Problem statement: Copy the listing below, substituting "blank-line" for each "output-line-blank" and changing nothing else. Leave the picture out.
__________
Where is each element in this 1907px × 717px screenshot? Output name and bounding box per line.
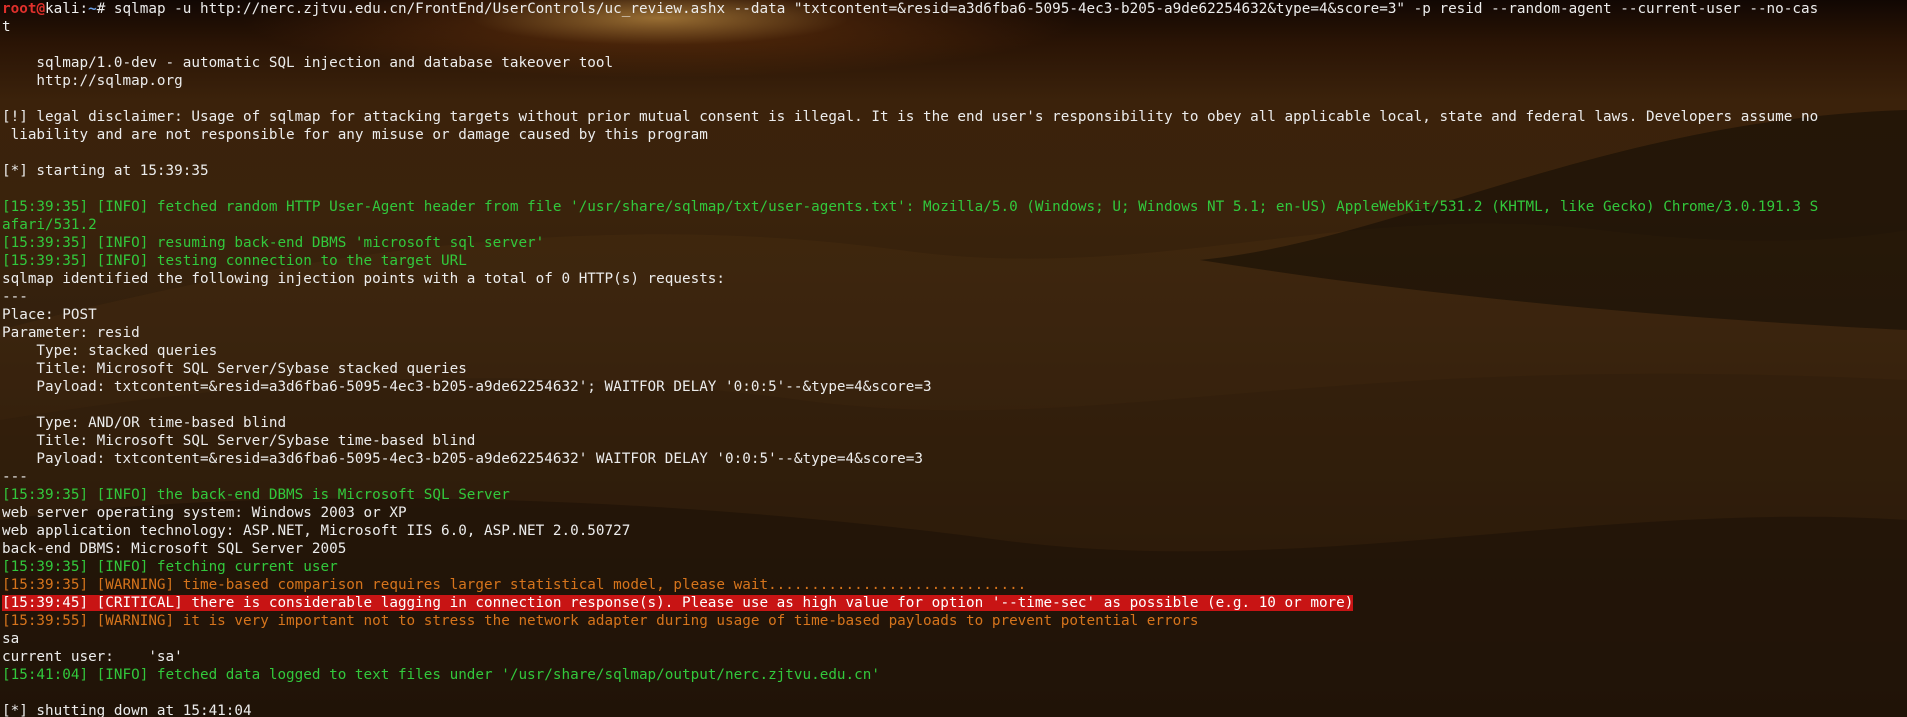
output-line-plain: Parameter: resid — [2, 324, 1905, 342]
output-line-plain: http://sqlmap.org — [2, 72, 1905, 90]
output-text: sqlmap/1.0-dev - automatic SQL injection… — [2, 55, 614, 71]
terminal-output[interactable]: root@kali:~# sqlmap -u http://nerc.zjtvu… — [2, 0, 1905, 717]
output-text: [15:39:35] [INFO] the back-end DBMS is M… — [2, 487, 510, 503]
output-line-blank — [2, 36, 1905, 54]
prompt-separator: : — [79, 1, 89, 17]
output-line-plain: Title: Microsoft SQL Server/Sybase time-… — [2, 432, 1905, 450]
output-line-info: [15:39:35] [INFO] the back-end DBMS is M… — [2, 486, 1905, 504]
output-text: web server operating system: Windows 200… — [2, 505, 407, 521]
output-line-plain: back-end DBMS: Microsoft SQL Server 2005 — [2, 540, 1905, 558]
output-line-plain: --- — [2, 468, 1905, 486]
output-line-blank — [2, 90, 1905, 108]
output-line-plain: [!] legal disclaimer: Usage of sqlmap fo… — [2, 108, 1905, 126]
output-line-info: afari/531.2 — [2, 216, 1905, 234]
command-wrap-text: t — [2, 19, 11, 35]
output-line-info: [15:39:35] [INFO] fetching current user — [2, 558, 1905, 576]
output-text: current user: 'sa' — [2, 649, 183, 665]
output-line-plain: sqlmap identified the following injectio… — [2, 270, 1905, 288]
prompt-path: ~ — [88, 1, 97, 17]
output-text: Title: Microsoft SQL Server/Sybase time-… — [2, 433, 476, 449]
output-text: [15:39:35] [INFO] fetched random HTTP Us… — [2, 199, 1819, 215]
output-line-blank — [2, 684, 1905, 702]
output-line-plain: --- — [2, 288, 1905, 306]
__________
Solution below:
Where is each element in this 1907px × 717px screenshot? Output name and bounding box per line.
output-line-plain: Parameter: resid — [2, 324, 1905, 342]
output-line-plain: http://sqlmap.org — [2, 72, 1905, 90]
output-text: sqlmap/1.0-dev - automatic SQL injection… — [2, 55, 614, 71]
terminal-output[interactable]: root@kali:~# sqlmap -u http://nerc.zjtvu… — [2, 0, 1905, 717]
output-text: [15:39:35] [INFO] the back-end DBMS is M… — [2, 487, 510, 503]
blank-line — [2, 36, 1905, 54]
prompt-separator: : — [79, 1, 89, 17]
output-line-plain: Title: Microsoft SQL Server/Sybase time-… — [2, 432, 1905, 450]
output-line-info: [15:39:35] [INFO] the back-end DBMS is M… — [2, 486, 1905, 504]
output-text: web server operating system: Windows 200… — [2, 505, 407, 521]
output-line-plain: back-end DBMS: Microsoft SQL Server 2005 — [2, 540, 1905, 558]
output-line-plain: --- — [2, 468, 1905, 486]
blank-line — [2, 90, 1905, 108]
output-line-plain: [!] legal disclaimer: Usage of sqlmap fo… — [2, 108, 1905, 126]
output-line-info: afari/531.2 — [2, 216, 1905, 234]
command-wrap-text: t — [2, 19, 11, 35]
output-line-info: [15:39:35] [INFO] fetching current user — [2, 558, 1905, 576]
output-text: current user: 'sa' — [2, 649, 183, 665]
output-line-plain: sqlmap identified the following injectio… — [2, 270, 1905, 288]
prompt-path: ~ — [88, 1, 97, 17]
output-text: Title: Microsoft SQL Server/Sybase time-… — [2, 433, 476, 449]
output-text: [15:39:35] [INFO] fetched random HTTP Us… — [2, 199, 1819, 215]
blank-line — [2, 684, 1905, 702]
output-line-plain: --- — [2, 288, 1905, 306]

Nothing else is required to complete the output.